▸ **TEXTO**:
La observación de aves puede funcionar como un importante indicador para evaluar la salud de los ecosistemas urbanos en Culiacán. Registrar qué especies están presentes permite conocer y anticipar riesgos ambientales, explicó Daniel Alvarado Hidalgo, maestro en ciencias biológicas y miembro de la Fundación Sinaloense para la Conservación de la Biodiversidad.
“Contar aves, sobre todo en zonas así, como el parque Las Riberas, nos da una idea de qué especies hay para saber qué acciones debemos llevar para su conservación“, comentó en entrevista para ESPEJO.
En el caso de las riberas del río Humaya, la mayoría de las aves que se pueden ver son residentes, es decir, permanecen en la zona durante gran parte del año. Algunas especies son los luisitos, bienteveos, garzas, aguilillas, cormoranes, entre otros. Sin embargo, Culiacán también es receptor de aves migratorias.
Especies como los chipes, pequeños y difíciles observar, viajan desde el norte de Estados Unidos y Canadá hacia regiones más cálidas durante el invierno. Estos llegan en busca de alimento y descanso, y su presencia funciona como un indicador de la salud de los ecosistemas. Si encuentran condiciones adecuadas, regresan año con año, si no, buscan otros lugares.

▸ **MATERIAL PROPORCIONADO**:
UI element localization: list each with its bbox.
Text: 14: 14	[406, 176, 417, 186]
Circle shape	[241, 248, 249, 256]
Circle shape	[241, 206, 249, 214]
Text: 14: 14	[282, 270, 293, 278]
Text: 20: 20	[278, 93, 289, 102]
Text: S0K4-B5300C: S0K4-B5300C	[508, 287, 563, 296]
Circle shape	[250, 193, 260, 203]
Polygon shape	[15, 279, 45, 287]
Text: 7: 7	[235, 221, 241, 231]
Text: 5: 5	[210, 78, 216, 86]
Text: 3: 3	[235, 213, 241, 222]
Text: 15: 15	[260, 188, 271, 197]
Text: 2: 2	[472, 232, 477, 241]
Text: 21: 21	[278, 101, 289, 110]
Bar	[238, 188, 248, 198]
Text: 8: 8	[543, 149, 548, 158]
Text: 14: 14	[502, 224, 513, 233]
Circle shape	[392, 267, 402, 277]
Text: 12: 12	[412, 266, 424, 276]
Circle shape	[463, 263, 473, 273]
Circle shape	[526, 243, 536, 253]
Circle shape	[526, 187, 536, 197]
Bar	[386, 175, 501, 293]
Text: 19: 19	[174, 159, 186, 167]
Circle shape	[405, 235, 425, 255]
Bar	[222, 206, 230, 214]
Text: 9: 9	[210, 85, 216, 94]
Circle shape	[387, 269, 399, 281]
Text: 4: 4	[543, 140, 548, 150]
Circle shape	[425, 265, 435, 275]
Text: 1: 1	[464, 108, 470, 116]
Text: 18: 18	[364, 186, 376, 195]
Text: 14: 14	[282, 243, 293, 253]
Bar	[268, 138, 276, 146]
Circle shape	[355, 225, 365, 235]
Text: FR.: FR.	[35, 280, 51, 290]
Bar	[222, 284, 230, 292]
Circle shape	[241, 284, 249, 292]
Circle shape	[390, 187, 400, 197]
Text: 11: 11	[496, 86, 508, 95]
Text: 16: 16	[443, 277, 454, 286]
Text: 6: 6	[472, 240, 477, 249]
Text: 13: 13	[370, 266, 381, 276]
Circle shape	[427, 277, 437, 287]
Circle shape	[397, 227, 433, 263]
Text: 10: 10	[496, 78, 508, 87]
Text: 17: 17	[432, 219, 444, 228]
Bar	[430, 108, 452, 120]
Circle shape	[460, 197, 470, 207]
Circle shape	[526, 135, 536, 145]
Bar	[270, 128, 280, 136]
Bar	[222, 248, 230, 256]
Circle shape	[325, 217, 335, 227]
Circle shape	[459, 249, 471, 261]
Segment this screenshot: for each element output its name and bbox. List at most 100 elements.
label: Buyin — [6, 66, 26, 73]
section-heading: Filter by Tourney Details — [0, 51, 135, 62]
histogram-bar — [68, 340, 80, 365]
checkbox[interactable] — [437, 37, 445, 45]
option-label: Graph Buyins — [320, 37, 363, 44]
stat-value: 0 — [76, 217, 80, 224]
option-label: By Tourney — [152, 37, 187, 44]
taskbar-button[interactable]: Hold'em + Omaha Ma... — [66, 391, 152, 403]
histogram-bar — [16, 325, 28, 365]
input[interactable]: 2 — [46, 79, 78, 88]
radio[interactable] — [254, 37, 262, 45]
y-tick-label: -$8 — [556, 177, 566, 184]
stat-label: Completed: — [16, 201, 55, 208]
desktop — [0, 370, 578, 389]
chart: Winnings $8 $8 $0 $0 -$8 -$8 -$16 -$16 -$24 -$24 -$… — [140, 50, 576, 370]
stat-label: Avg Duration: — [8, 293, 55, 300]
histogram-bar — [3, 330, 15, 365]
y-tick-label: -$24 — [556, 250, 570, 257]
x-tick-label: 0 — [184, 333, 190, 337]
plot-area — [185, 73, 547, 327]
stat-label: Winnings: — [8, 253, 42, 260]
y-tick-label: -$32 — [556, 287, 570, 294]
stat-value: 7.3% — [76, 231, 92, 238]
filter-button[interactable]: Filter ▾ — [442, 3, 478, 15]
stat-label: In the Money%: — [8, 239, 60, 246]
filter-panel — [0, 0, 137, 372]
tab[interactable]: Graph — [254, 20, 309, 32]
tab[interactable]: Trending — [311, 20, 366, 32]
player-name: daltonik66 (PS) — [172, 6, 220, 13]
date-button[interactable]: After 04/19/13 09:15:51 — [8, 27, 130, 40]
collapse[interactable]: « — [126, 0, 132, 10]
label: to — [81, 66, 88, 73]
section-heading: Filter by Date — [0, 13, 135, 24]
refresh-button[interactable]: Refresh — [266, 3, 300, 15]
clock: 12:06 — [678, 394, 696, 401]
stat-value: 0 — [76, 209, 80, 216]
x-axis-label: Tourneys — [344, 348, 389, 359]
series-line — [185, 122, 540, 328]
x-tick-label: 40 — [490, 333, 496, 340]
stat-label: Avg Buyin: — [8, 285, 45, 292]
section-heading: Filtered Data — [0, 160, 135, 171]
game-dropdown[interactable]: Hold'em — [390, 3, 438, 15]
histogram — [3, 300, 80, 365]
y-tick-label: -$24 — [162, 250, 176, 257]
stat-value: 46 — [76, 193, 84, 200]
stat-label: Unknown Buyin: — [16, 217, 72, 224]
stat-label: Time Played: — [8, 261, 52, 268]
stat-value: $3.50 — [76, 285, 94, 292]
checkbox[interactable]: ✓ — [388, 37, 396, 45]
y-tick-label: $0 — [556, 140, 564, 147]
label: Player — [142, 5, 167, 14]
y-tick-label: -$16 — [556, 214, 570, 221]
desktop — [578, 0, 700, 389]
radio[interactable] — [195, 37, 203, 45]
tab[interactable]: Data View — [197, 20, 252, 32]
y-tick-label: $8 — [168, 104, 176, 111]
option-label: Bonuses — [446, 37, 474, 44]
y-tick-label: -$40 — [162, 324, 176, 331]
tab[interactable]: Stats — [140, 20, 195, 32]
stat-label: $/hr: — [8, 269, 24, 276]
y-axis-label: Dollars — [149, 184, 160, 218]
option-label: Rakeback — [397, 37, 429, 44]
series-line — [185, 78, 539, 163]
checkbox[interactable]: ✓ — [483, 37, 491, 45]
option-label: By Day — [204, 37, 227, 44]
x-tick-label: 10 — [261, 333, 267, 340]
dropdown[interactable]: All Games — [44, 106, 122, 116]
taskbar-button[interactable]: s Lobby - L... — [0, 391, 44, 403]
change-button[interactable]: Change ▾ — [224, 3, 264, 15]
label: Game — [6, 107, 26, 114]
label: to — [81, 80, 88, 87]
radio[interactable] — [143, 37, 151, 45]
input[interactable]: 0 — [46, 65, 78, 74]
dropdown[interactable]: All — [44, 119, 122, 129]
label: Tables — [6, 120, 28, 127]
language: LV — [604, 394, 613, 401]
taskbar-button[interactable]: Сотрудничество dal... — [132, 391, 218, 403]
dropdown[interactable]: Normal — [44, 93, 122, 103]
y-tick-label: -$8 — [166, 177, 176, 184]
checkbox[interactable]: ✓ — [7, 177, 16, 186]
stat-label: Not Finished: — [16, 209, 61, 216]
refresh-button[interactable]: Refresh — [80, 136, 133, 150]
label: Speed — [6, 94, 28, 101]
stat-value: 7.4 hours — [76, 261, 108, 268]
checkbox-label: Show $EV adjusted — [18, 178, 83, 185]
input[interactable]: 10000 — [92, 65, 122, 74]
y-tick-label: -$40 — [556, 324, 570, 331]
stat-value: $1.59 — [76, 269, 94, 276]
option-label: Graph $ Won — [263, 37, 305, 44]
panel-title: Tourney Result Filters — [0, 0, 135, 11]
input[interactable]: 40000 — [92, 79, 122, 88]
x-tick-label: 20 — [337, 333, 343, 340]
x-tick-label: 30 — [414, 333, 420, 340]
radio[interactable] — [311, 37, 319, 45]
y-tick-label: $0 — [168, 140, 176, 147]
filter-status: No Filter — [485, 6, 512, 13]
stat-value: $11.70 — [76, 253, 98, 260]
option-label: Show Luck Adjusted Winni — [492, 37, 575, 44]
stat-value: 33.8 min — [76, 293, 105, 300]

▸ **EJERCICIO**: Escribe como lista breve el párrafo del texto que empieza con "En el caso de las riberas del río Humaya", sin perder sus datos principales.

▸ **RESULTADO**:
- En las riberas del río Humaya, la mayoría de las aves que se ven son residentes: se quedan en la zona gran parte del año.
- Entre ellas están los luisitos, bienteveos, garzas, aguilillas y cormoranes.
- Culiacán también recibe aves migratorias.